(Records that describe figures)
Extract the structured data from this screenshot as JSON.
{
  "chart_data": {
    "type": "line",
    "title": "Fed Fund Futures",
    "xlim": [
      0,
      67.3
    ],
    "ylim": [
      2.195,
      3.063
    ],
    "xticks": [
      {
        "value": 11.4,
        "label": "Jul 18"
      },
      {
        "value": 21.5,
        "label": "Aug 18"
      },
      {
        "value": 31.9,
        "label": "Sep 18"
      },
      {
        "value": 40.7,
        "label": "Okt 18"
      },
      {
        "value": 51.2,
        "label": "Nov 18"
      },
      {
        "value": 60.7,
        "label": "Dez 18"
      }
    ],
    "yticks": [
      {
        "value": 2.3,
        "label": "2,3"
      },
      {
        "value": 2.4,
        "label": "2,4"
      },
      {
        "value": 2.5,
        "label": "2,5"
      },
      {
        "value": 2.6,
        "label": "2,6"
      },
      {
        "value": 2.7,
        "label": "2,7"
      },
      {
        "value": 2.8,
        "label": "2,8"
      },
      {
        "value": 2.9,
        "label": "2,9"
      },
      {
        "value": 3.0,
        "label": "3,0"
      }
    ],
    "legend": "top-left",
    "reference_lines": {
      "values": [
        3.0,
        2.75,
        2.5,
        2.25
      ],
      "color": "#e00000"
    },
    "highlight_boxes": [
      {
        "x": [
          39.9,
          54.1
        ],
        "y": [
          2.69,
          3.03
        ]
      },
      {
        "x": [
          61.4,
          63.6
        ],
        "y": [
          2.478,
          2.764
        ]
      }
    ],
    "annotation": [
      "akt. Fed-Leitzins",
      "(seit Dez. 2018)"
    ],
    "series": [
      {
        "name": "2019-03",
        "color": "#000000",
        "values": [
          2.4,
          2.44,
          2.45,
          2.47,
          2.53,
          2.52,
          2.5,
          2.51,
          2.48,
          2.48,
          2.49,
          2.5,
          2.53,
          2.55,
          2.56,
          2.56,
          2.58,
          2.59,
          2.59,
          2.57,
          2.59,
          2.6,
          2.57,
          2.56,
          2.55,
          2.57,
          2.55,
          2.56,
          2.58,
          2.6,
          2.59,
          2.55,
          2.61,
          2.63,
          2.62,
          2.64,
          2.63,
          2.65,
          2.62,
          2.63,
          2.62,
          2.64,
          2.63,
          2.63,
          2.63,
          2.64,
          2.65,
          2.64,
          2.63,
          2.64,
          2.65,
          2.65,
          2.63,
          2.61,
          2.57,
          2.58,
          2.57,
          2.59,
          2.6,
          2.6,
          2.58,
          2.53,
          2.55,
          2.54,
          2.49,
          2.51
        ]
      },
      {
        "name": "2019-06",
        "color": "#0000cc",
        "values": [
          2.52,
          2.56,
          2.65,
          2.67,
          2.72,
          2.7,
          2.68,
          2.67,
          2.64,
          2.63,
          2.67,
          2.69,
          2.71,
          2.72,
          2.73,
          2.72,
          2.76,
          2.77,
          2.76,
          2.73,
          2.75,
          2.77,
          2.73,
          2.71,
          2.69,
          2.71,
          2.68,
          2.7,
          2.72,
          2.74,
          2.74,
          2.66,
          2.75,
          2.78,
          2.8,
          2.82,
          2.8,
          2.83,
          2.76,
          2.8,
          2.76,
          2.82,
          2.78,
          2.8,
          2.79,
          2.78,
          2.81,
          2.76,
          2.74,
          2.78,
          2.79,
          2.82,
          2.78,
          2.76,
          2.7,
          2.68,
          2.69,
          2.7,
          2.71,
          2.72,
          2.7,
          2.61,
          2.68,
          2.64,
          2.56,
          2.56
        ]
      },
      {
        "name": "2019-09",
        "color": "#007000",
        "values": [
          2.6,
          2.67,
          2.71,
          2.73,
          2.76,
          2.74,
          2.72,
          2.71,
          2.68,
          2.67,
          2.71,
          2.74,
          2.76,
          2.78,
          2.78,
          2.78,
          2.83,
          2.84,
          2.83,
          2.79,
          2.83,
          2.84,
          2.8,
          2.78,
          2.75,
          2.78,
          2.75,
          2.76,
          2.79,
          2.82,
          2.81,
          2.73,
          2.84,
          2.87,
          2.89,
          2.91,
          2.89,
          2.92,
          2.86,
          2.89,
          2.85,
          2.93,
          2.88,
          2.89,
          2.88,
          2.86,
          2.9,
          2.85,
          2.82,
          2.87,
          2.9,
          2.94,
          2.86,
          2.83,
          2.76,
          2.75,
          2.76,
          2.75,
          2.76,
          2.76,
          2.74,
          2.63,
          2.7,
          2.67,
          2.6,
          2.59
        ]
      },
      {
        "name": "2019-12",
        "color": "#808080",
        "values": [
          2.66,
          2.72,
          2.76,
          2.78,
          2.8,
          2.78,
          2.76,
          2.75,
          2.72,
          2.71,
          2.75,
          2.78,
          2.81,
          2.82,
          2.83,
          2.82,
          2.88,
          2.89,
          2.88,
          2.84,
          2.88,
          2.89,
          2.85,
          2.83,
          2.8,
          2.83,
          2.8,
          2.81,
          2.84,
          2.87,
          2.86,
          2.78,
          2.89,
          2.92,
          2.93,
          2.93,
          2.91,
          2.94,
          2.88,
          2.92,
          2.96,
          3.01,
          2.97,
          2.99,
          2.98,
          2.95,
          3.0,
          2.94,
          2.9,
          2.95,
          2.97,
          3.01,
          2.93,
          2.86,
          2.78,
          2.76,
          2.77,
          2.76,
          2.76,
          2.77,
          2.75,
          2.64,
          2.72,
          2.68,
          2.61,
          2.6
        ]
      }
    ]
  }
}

*What this task involves:*
Give back the data above exactly as it appears.

*Finished task:*
Extract the structured data from this screenshot as JSON.
{
  "chart_data": {
    "type": "line",
    "title": "Fed Fund Futures",
    "xlim": [
      0,
      67.3
    ],
    "ylim": [
      2.195,
      3.063
    ],
    "xticks": [
      {
        "value": 11.4,
        "label": "Jul 18"
      },
      {
        "value": 21.5,
        "label": "Aug 18"
      },
      {
        "value": 31.9,
        "label": "Sep 18"
      },
      {
        "value": 40.7,
        "label": "Okt 18"
      },
      {
        "value": 51.2,
        "label": "Nov 18"
      },
      {
        "value": 60.7,
        "label": "Dez 18"
      }
    ],
    "yticks": [
      {
        "value": 2.3,
        "label": "2,3"
      },
      {
        "value": 2.4,
        "label": "2,4"
      },
      {
        "value": 2.5,
        "label": "2,5"
      },
      {
        "value": 2.6,
        "label": "2,6"
      },
      {
        "value": 2.7,
        "label": "2,7"
      },
      {
        "value": 2.8,
        "label": "2,8"
      },
      {
        "value": 2.9,
        "label": "2,9"
      },
      {
        "value": 3.0,
        "label": "3,0"
      }
    ],
    "legend": "top-left",
    "reference_lines": {
      "values": [
        3.0,
        2.75,
        2.5,
        2.25
      ],
      "color": "#e00000"
    },
    "highlight_boxes": [
      {
        "x": [
          39.9,
          54.1
        ],
        "y": [
          2.69,
          3.03
        ]
      },
      {
        "x": [
          61.4,
          63.6
        ],
        "y": [
          2.478,
          2.764
        ]
      }
    ],
    "annotation": [
      "akt. Fed-Leitzins",
      "(seit Dez. 2018)"
    ],
    "series": [
      {
        "name": "2019-03",
        "color": "#000000",
        "values": [
          2.4,
          2.44,
          2.45,
          2.47,
          2.53,
          2.52,
          2.5,
          2.51,
          2.48,
          2.48,
          2.49,
          2.5,
          2.53,
          2.55,
          2.56,
          2.56,
          2.58,
          2.59,
          2.59,
          2.57,
          2.59,
          2.6,
          2.57,
          2.56,
          2.55,
          2.57,
          2.55,
          2.56,
          2.58,
          2.6,
          2.59,
          2.55,
          2.61,
          2.63,
          2.62,
          2.64,
          2.63,
          2.65,
          2.62,
          2.63,
          2.62,
          2.64,
          2.63,
          2.63,
          2.63,
          2.64,
          2.65,
          2.64,
          2.63,
          2.64,
          2.65,
          2.65,
          2.63,
          2.61,
          2.57,
          2.58,
          2.57,
          2.59,
          2.6,
          2.6,
          2.58,
          2.53,
          2.55,
          2.54,
          2.49,
          2.51
        ]
      },
      {
        "name": "2019-06",
        "color": "#0000cc",
        "values": [
          2.52,
          2.56,
          2.65,
          2.67,
          2.72,
          2.7,
          2.68,
          2.67,
          2.64,
          2.63,
          2.67,
          2.69,
          2.71,
          2.72,
          2.73,
          2.72,
          2.76,
          2.77,
          2.76,
          2.73,
          2.75,
          2.77,
          2.73,
          2.71,
          2.69,
          2.71,
          2.68,
          2.7,
          2.72,
          2.74,
          2.74,
          2.66,
          2.75,
          2.78,
          2.8,
          2.82,
          2.8,
          2.83,
          2.76,
          2.8,
          2.76,
          2.82,
          2.78,
          2.8,
          2.79,
          2.78,
          2.81,
          2.76,
          2.74,
          2.78,
          2.79,
          2.82,
          2.78,
          2.76,
          2.7,
          2.68,
          2.69,
          2.7,
          2.71,
          2.72,
          2.7,
          2.61,
          2.68,
          2.64,
          2.56,
          2.56
        ]
      },
      {
        "name": "2019-09",
        "color": "#007000",
        "values": [
          2.6,
          2.67,
          2.71,
          2.73,
          2.76,
          2.74,
          2.72,
          2.71,
          2.68,
          2.67,
          2.71,
          2.74,
          2.76,
          2.78,
          2.78,
          2.78,
          2.83,
          2.84,
          2.83,
          2.79,
          2.83,
          2.84,
          2.8,
          2.78,
          2.75,
          2.78,
          2.75,
          2.76,
          2.79,
          2.82,
          2.81,
          2.73,
          2.84,
          2.87,
          2.89,
          2.91,
          2.89,
          2.92,
          2.86,
          2.89,
          2.85,
          2.93,
          2.88,
          2.89,
          2.88,
          2.86,
          2.9,
          2.85,
          2.82,
          2.87,
          2.9,
          2.94,
          2.86,
          2.83,
          2.76,
          2.75,
          2.76,
          2.75,
          2.76,
          2.76,
          2.74,
          2.63,
          2.7,
          2.67,
          2.6,
          2.59
        ]
      },
      {
        "name": "2019-12",
        "color": "#808080",
        "values": [
          2.66,
          2.72,
          2.76,
          2.78,
          2.8,
          2.78,
          2.76,
          2.75,
          2.72,
          2.71,
          2.75,
          2.78,
          2.81,
          2.82,
          2.83,
          2.82,
          2.88,
          2.89,
          2.88,
          2.84,
          2.88,
          2.89,
          2.85,
          2.83,
          2.8,
          2.83,
          2.8,
          2.81,
          2.84,
          2.87,
          2.86,
          2.78,
          2.89,
          2.92,
          2.93,
          2.93,
          2.91,
          2.94,
          2.88,
          2.92,
          2.96,
          3.01,
          2.97,
          2.99,
          2.98,
          2.95,
          3.0,
          2.94,
          2.9,
          2.95,
          2.97,
          3.01,
          2.93,
          2.86,
          2.78,
          2.76,
          2.77,
          2.76,
          2.76,
          2.77,
          2.75,
          2.64,
          2.72,
          2.68,
          2.61,
          2.6
        ]
      }
    ]
  }
}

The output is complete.